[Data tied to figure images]
***
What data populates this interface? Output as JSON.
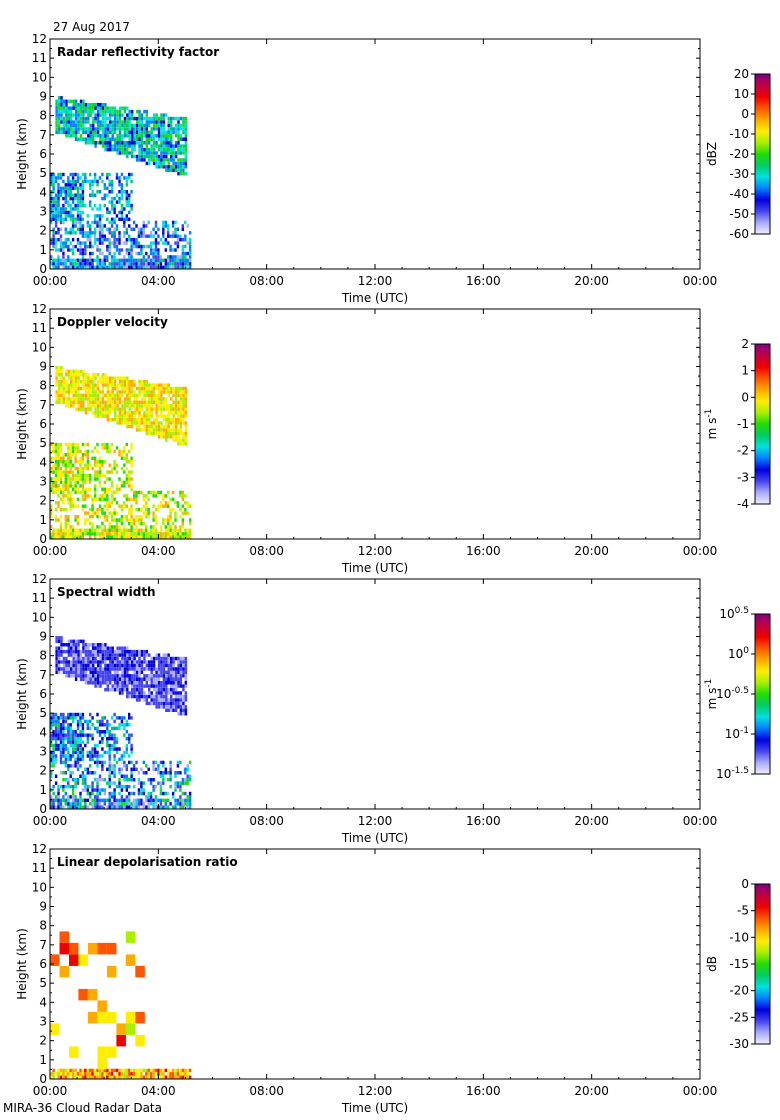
{
  "header": {
    "date": "27 Aug 2017"
  },
  "footer": {
    "label": "MIRA-36 Cloud Radar Data"
  },
  "chart_data": [
    {
      "type": "heatmap",
      "title": "Radar reflectivity factor",
      "xlabel": "Time (UTC)",
      "ylabel": "Height (km)",
      "x_ticks": [
        "00:00",
        "04:00",
        "08:00",
        "12:00",
        "16:00",
        "20:00",
        "00:00"
      ],
      "x_range_hours": [
        0,
        24
      ],
      "y_range_km": [
        0,
        12
      ],
      "y_ticks": [
        "0",
        "1",
        "2",
        "3",
        "4",
        "5",
        "6",
        "7",
        "8",
        "9",
        "10",
        "11",
        "12"
      ],
      "data_coverage_hours": [
        0,
        5.2
      ],
      "colorbar": {
        "label": "dBZ",
        "range": [
          -60,
          20
        ],
        "ticks": [
          "20",
          "10",
          "0",
          "-10",
          "-20",
          "-30",
          "-40",
          "-50",
          "-60"
        ]
      },
      "features": [
        {
          "name": "upper cloud layer",
          "time_hours": [
            0.2,
            5.0
          ],
          "height_km": [
            4.7,
            8.9
          ],
          "dominant": "-40 to -25 dBZ"
        },
        {
          "name": "mid cloud layer",
          "time_hours": [
            0,
            3.0
          ],
          "height_km": [
            2.5,
            4.9
          ],
          "dominant": "-40 to -30 dBZ"
        },
        {
          "name": "boundary layer",
          "time_hours": [
            0,
            5.2
          ],
          "height_km": [
            0,
            2.5
          ],
          "dominant": "-50 to -25 dBZ"
        }
      ]
    },
    {
      "type": "heatmap",
      "title": "Doppler velocity",
      "xlabel": "Time (UTC)",
      "ylabel": "Height (km)",
      "x_ticks": [
        "00:00",
        "04:00",
        "08:00",
        "12:00",
        "16:00",
        "20:00",
        "00:00"
      ],
      "x_range_hours": [
        0,
        24
      ],
      "y_range_km": [
        0,
        12
      ],
      "y_ticks": [
        "0",
        "1",
        "2",
        "3",
        "4",
        "5",
        "6",
        "7",
        "8",
        "9",
        "10",
        "11",
        "12"
      ],
      "data_coverage_hours": [
        0,
        5.2
      ],
      "colorbar": {
        "label": "m s-1",
        "range": [
          -4,
          2
        ],
        "ticks": [
          "2",
          "1",
          "0",
          "-1",
          "-2",
          "-3",
          "-4"
        ]
      },
      "features": [
        {
          "name": "upper cloud layer",
          "time_hours": [
            0.2,
            5.0
          ],
          "height_km": [
            4.7,
            8.9
          ],
          "dominant": "-1 to 0 m/s"
        },
        {
          "name": "mid cloud layer",
          "time_hours": [
            0,
            3.0
          ],
          "height_km": [
            2.5,
            4.9
          ],
          "dominant": "-2 to 0 m/s"
        },
        {
          "name": "boundary layer",
          "time_hours": [
            0,
            5.2
          ],
          "height_km": [
            0,
            2.5
          ],
          "dominant": "-2 to 0 m/s"
        }
      ]
    },
    {
      "type": "heatmap",
      "title": "Spectral width",
      "xlabel": "Time (UTC)",
      "ylabel": "Height (km)",
      "x_ticks": [
        "00:00",
        "04:00",
        "08:00",
        "12:00",
        "16:00",
        "20:00",
        "00:00"
      ],
      "x_range_hours": [
        0,
        24
      ],
      "y_range_km": [
        0,
        12
      ],
      "y_ticks": [
        "0",
        "1",
        "2",
        "3",
        "4",
        "5",
        "6",
        "7",
        "8",
        "9",
        "10",
        "11",
        "12"
      ],
      "data_coverage_hours": [
        0,
        5.2
      ],
      "colorbar": {
        "label": "m s-1",
        "scale": "log10",
        "range_exponent": [
          -1.5,
          0.5
        ],
        "ticks": [
          "10^0.5",
          "10^0",
          "10^-0.5",
          "10^-1",
          "10^-1.5"
        ]
      },
      "features": [
        {
          "name": "upper cloud layer",
          "time_hours": [
            0.2,
            5.0
          ],
          "height_km": [
            4.7,
            8.9
          ],
          "dominant": "10^-1.3"
        },
        {
          "name": "mid cloud layer",
          "time_hours": [
            0,
            3.0
          ],
          "height_km": [
            2.5,
            4.9
          ],
          "dominant": "10^-1.2 to 10^-0.8"
        },
        {
          "name": "boundary layer",
          "time_hours": [
            0,
            5.2
          ],
          "height_km": [
            0,
            2.5
          ],
          "dominant": "10^-1.4 to 10^-0.5"
        }
      ]
    },
    {
      "type": "heatmap",
      "title": "Linear depolarisation ratio",
      "xlabel": "Time (UTC)",
      "ylabel": "Height (km)",
      "x_ticks": [
        "00:00",
        "04:00",
        "08:00",
        "12:00",
        "16:00",
        "20:00",
        "00:00"
      ],
      "x_range_hours": [
        0,
        24
      ],
      "y_range_km": [
        0,
        12
      ],
      "y_ticks": [
        "0",
        "1",
        "2",
        "3",
        "4",
        "5",
        "6",
        "7",
        "8",
        "9",
        "10",
        "11",
        "12"
      ],
      "data_coverage_hours": [
        0,
        5.2
      ],
      "colorbar": {
        "label": "dB",
        "range": [
          -30,
          0
        ],
        "ticks": [
          "0",
          "-5",
          "-10",
          "-15",
          "-20",
          "-25",
          "-30"
        ]
      },
      "features": [
        {
          "name": "near-surface layer",
          "time_hours": [
            0,
            5.2
          ],
          "height_km": [
            0,
            0.4
          ],
          "dominant": "-20 to -5 dB"
        },
        {
          "name": "sparse points",
          "time_hours": [
            0,
            3.5
          ],
          "height_km": [
            0.5,
            7.5
          ],
          "dominant": "-15 to -5 dB"
        }
      ]
    }
  ]
}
***
### Set task
Every line of the data should be copied as it stands, without the images.

### Completed exercise
What data populates this interface? Output as JSON.
{
  "header": {
    "date": "27 Aug 2017"
  },
  "footer": {
    "label": "MIRA-36 Cloud Radar Data"
  },
  "chart_data": [
    {
      "type": "heatmap",
      "title": "Radar reflectivity factor",
      "xlabel": "Time (UTC)",
      "ylabel": "Height (km)",
      "x_ticks": [
        "00:00",
        "04:00",
        "08:00",
        "12:00",
        "16:00",
        "20:00",
        "00:00"
      ],
      "x_range_hours": [
        0,
        24
      ],
      "y_range_km": [
        0,
        12
      ],
      "y_ticks": [
        "0",
        "1",
        "2",
        "3",
        "4",
        "5",
        "6",
        "7",
        "8",
        "9",
        "10",
        "11",
        "12"
      ],
      "data_coverage_hours": [
        0,
        5.2
      ],
      "colorbar": {
        "label": "dBZ",
        "range": [
          -60,
          20
        ],
        "ticks": [
          "20",
          "10",
          "0",
          "-10",
          "-20",
          "-30",
          "-40",
          "-50",
          "-60"
        ]
      },
      "features": [
        {
          "name": "upper cloud layer",
          "time_hours": [
            0.2,
            5.0
          ],
          "height_km": [
            4.7,
            8.9
          ],
          "dominant": "-40 to -25 dBZ"
        },
        {
          "name": "mid cloud layer",
          "time_hours": [
            0,
            3.0
          ],
          "height_km": [
            2.5,
            4.9
          ],
          "dominant": "-40 to -30 dBZ"
        },
        {
          "name": "boundary layer",
          "time_hours": [
            0,
            5.2
          ],
          "height_km": [
            0,
            2.5
          ],
          "dominant": "-50 to -25 dBZ"
        }
      ]
    },
    {
      "type": "heatmap",
      "title": "Doppler velocity",
      "xlabel": "Time (UTC)",
      "ylabel": "Height (km)",
      "x_ticks": [
        "00:00",
        "04:00",
        "08:00",
        "12:00",
        "16:00",
        "20:00",
        "00:00"
      ],
      "x_range_hours": [
        0,
        24
      ],
      "y_range_km": [
        0,
        12
      ],
      "y_ticks": [
        "0",
        "1",
        "2",
        "3",
        "4",
        "5",
        "6",
        "7",
        "8",
        "9",
        "10",
        "11",
        "12"
      ],
      "data_coverage_hours": [
        0,
        5.2
      ],
      "colorbar": {
        "label": "m s-1",
        "range": [
          -4,
          2
        ],
        "ticks": [
          "2",
          "1",
          "0",
          "-1",
          "-2",
          "-3",
          "-4"
        ]
      },
      "features": [
        {
          "name": "upper cloud layer",
          "time_hours": [
            0.2,
            5.0
          ],
          "height_km": [
            4.7,
            8.9
          ],
          "dominant": "-1 to 0 m/s"
        },
        {
          "name": "mid cloud layer",
          "time_hours": [
            0,
            3.0
          ],
          "height_km": [
            2.5,
            4.9
          ],
          "dominant": "-2 to 0 m/s"
        },
        {
          "name": "boundary layer",
          "time_hours": [
            0,
            5.2
          ],
          "height_km": [
            0,
            2.5
          ],
          "dominant": "-2 to 0 m/s"
        }
      ]
    },
    {
      "type": "heatmap",
      "title": "Spectral width",
      "xlabel": "Time (UTC)",
      "ylabel": "Height (km)",
      "x_ticks": [
        "00:00",
        "04:00",
        "08:00",
        "12:00",
        "16:00",
        "20:00",
        "00:00"
      ],
      "x_range_hours": [
        0,
        24
      ],
      "y_range_km": [
        0,
        12
      ],
      "y_ticks": [
        "0",
        "1",
        "2",
        "3",
        "4",
        "5",
        "6",
        "7",
        "8",
        "9",
        "10",
        "11",
        "12"
      ],
      "data_coverage_hours": [
        0,
        5.2
      ],
      "colorbar": {
        "label": "m s-1",
        "scale": "log10",
        "range_exponent": [
          -1.5,
          0.5
        ],
        "ticks": [
          "10^0.5",
          "10^0",
          "10^-0.5",
          "10^-1",
          "10^-1.5"
        ]
      },
      "features": [
        {
          "name": "upper cloud layer",
          "time_hours": [
            0.2,
            5.0
          ],
          "height_km": [
            4.7,
            8.9
          ],
          "dominant": "10^-1.3"
        },
        {
          "name": "mid cloud layer",
          "time_hours": [
            0,
            3.0
          ],
          "height_km": [
            2.5,
            4.9
          ],
          "dominant": "10^-1.2 to 10^-0.8"
        },
        {
          "name": "boundary layer",
          "time_hours": [
            0,
            5.2
          ],
          "height_km": [
            0,
            2.5
          ],
          "dominant": "10^-1.4 to 10^-0.5"
        }
      ]
    },
    {
      "type": "heatmap",
      "title": "Linear depolarisation ratio",
      "xlabel": "Time (UTC)",
      "ylabel": "Height (km)",
      "x_ticks": [
        "00:00",
        "04:00",
        "08:00",
        "12:00",
        "16:00",
        "20:00",
        "00:00"
      ],
      "x_range_hours": [
        0,
        24
      ],
      "y_range_km": [
        0,
        12
      ],
      "y_ticks": [
        "0",
        "1",
        "2",
        "3",
        "4",
        "5",
        "6",
        "7",
        "8",
        "9",
        "10",
        "11",
        "12"
      ],
      "data_coverage_hours": [
        0,
        5.2
      ],
      "colorbar": {
        "label": "dB",
        "range": [
          -30,
          0
        ],
        "ticks": [
          "0",
          "-5",
          "-10",
          "-15",
          "-20",
          "-25",
          "-30"
        ]
      },
      "features": [
        {
          "name": "near-surface layer",
          "time_hours": [
            0,
            5.2
          ],
          "height_km": [
            0,
            0.4
          ],
          "dominant": "-20 to -5 dB"
        },
        {
          "name": "sparse points",
          "time_hours": [
            0,
            3.5
          ],
          "height_km": [
            0.5,
            7.5
          ],
          "dominant": "-15 to -5 dB"
        }
      ]
    }
  ]
}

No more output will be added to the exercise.